Give the lines again exactly, from the one holding "Type out the text in this image." to the last line of the listing below, both ends included and nothing added.

─── Supplied data

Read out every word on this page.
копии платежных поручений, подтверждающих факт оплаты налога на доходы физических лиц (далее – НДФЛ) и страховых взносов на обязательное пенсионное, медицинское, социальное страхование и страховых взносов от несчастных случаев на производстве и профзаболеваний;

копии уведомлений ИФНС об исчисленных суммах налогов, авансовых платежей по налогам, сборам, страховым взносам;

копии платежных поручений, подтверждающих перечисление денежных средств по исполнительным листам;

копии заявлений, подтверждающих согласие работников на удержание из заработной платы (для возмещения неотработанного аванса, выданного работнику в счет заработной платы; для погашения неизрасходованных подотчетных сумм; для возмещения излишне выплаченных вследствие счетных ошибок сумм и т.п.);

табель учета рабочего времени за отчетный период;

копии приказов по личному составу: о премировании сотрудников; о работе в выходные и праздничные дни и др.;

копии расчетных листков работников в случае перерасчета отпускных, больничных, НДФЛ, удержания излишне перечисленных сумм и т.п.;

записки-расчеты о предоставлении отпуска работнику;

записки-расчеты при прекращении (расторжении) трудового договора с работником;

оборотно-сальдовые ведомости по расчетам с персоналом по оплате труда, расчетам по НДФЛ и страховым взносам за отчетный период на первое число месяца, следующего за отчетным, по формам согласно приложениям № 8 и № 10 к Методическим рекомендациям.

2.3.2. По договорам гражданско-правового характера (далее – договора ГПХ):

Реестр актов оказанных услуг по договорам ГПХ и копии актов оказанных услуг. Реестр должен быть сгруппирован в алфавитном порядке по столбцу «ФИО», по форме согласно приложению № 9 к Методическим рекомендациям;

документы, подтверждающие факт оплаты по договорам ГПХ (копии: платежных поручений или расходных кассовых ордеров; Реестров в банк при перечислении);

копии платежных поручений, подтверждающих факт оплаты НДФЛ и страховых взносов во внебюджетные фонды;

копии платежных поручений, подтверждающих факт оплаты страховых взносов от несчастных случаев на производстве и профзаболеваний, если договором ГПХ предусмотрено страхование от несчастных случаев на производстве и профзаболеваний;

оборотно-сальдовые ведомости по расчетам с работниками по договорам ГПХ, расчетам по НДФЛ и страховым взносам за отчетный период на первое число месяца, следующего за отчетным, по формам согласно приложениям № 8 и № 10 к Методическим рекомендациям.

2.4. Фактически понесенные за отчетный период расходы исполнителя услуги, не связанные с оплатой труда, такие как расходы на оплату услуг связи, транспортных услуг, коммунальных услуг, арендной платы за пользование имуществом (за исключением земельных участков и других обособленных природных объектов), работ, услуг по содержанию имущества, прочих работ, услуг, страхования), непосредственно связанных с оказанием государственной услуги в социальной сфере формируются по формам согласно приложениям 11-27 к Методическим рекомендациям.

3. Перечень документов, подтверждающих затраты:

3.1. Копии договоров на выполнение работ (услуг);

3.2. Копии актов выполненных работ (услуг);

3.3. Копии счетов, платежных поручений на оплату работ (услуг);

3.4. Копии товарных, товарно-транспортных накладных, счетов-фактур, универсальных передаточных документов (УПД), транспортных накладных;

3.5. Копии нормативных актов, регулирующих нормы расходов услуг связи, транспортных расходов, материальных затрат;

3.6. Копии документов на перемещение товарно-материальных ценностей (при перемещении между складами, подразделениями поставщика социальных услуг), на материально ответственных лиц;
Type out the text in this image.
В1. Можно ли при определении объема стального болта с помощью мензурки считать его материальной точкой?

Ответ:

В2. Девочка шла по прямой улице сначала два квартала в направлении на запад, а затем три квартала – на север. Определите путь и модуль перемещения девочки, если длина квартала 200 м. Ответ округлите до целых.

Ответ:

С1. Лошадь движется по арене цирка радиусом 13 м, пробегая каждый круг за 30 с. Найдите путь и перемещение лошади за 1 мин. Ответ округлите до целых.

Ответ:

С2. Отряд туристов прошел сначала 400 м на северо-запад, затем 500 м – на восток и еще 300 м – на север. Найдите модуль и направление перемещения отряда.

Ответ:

──────

Result for this task:
Type out the text in this image.
В1. Можно ли при определении объема стального болта с помощью мензурки считать его материальной точкой?

Ответ:

В2. Девочка шла по прямой улице сначала два квартала в направлении на запад, а затем три квартала – на север. Определите путь и модуль перемещения девочки, если длина квартала 200 м. Ответ округлите до целых.

Ответ:

С1. Лошадь движется по арене цирка радиусом 13 м, пробегая каждый круг за 30 с. Найдите путь и перемещение лошади за 1 мин. Ответ округлите до целых.

Ответ:

С2. Отряд туристов прошел сначала 400 м на северо-запад, затем 500 м – на восток и еще 300 м – на север. Найдите модуль и направление перемещения отряда.

Ответ:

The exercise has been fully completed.